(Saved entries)

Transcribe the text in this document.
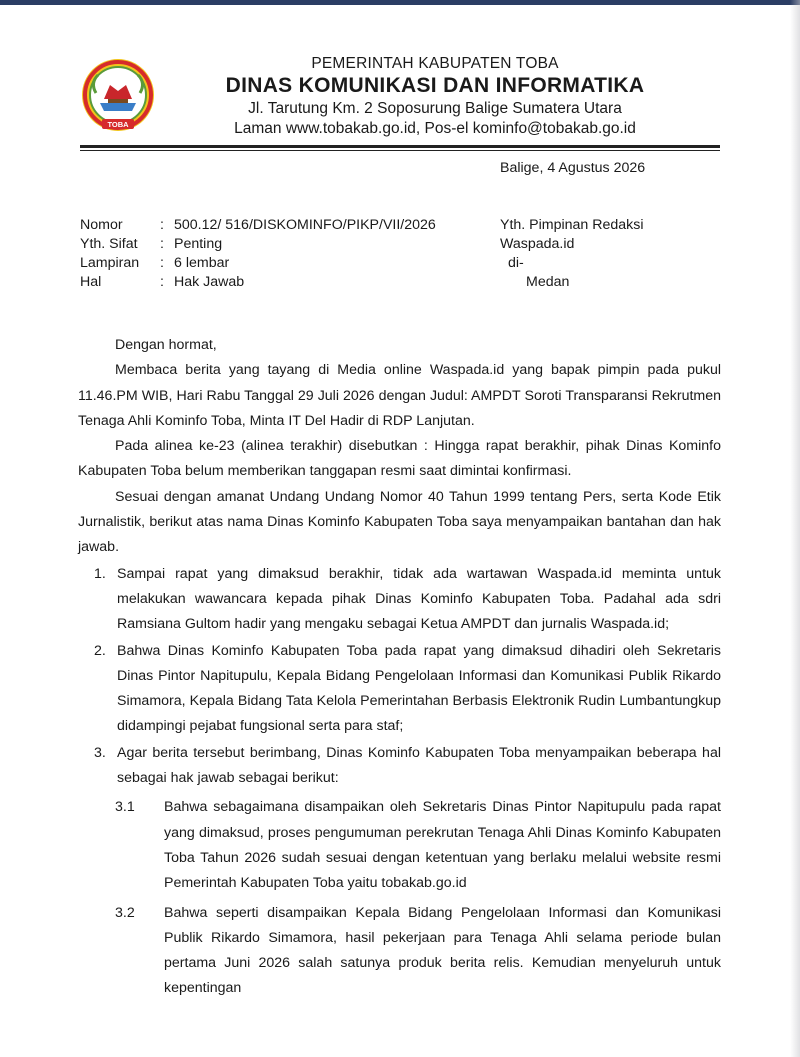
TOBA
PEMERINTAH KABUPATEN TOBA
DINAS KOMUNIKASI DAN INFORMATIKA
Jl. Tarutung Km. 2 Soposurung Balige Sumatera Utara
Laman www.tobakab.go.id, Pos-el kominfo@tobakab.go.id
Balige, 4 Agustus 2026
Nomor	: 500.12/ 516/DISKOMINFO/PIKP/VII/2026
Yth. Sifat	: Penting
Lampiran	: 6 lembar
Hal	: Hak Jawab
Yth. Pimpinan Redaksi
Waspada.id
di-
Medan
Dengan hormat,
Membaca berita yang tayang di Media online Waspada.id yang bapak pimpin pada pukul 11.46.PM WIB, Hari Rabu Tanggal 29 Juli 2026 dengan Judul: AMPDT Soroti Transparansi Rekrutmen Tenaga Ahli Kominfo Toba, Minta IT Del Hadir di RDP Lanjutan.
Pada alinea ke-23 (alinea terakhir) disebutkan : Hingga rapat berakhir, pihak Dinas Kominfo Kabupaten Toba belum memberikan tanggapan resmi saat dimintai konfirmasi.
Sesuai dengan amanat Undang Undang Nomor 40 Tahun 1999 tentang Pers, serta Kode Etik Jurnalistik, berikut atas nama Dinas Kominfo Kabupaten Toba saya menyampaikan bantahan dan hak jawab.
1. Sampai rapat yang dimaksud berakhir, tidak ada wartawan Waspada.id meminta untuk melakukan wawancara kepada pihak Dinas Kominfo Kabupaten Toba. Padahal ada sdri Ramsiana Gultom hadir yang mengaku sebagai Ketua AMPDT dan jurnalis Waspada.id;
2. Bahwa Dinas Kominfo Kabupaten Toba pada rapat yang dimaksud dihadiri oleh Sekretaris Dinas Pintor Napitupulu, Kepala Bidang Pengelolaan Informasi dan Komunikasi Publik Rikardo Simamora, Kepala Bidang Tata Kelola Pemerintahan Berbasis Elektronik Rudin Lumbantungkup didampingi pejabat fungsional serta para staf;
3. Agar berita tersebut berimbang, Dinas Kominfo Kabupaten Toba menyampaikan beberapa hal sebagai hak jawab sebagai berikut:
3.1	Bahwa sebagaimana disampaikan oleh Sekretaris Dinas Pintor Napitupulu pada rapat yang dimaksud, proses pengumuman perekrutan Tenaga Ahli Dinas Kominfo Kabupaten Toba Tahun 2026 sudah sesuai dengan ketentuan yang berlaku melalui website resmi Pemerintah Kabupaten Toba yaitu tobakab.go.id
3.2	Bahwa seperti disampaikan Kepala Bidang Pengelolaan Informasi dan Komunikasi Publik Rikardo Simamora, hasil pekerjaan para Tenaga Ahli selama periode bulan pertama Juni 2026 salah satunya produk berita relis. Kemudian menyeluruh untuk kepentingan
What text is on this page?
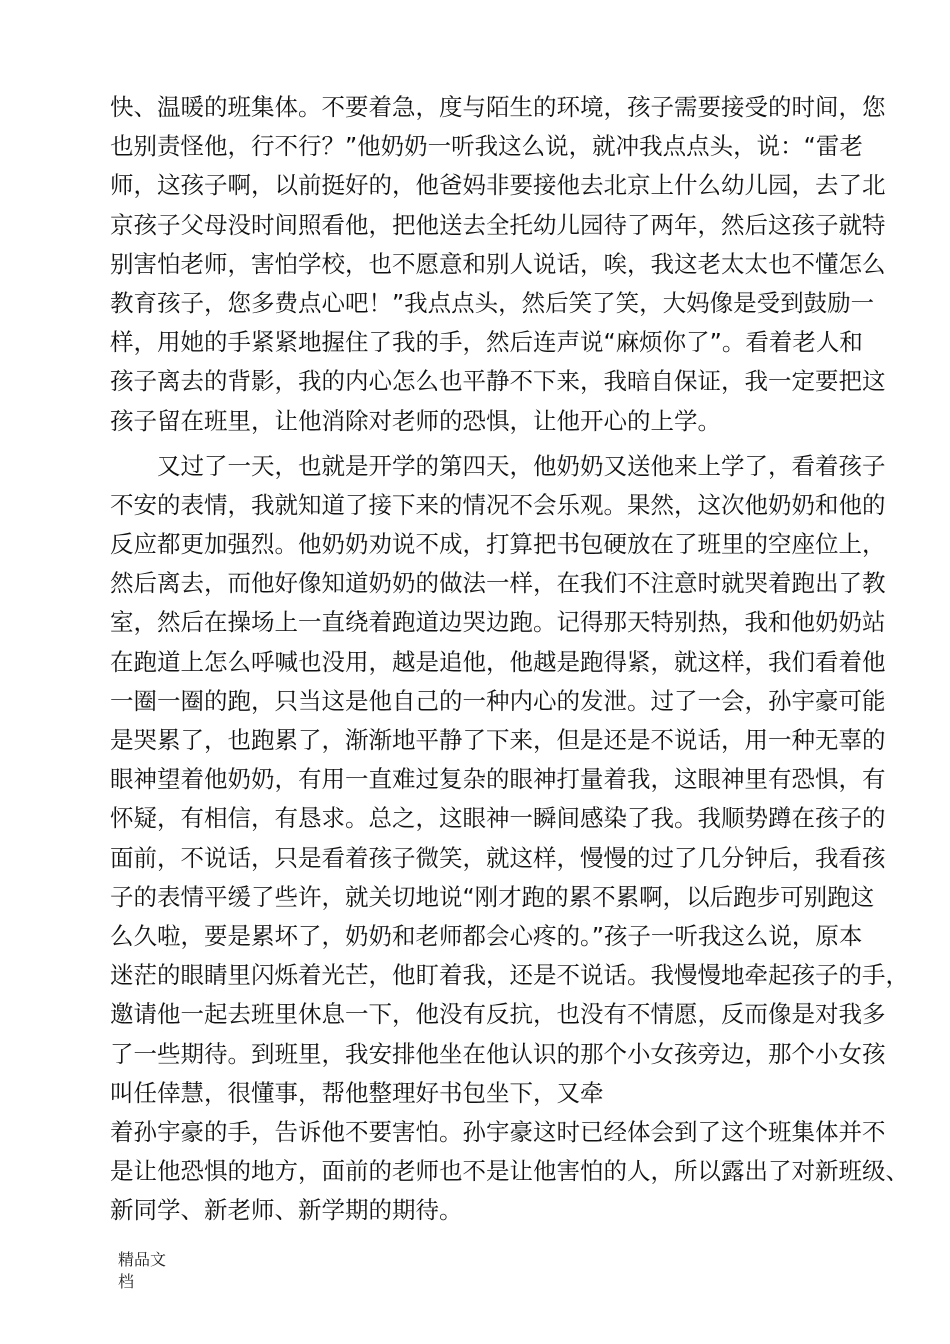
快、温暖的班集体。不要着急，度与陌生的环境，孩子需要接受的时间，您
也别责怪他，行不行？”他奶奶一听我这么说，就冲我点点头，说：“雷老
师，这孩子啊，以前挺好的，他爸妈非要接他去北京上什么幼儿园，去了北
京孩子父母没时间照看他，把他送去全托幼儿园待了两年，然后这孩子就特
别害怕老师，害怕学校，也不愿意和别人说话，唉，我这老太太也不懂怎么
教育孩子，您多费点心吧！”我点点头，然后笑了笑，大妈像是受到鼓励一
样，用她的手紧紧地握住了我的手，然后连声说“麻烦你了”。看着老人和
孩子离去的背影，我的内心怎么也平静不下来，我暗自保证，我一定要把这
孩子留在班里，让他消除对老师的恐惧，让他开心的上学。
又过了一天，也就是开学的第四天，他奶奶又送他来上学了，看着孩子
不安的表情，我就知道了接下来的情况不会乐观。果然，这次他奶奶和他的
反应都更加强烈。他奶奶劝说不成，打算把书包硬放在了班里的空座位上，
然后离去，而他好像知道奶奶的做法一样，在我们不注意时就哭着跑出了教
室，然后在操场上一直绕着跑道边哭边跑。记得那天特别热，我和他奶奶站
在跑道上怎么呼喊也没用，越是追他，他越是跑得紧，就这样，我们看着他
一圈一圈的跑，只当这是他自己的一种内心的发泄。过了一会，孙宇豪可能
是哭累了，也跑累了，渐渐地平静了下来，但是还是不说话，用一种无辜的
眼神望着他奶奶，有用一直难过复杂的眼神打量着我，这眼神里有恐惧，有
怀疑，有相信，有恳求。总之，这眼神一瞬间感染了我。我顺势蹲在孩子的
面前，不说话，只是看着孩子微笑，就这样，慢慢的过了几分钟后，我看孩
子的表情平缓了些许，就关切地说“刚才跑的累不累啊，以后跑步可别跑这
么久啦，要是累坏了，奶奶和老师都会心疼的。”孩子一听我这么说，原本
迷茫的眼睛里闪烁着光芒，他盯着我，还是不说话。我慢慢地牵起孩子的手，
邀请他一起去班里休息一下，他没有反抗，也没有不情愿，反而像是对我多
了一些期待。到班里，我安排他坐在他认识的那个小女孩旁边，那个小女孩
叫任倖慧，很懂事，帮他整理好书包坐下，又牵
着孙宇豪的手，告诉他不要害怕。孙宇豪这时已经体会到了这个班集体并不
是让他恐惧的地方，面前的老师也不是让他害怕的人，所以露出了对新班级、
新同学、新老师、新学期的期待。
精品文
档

● What you will do
Go through the material above and count the lines that contain "Balige"; answer with the number alone.

● The solution
2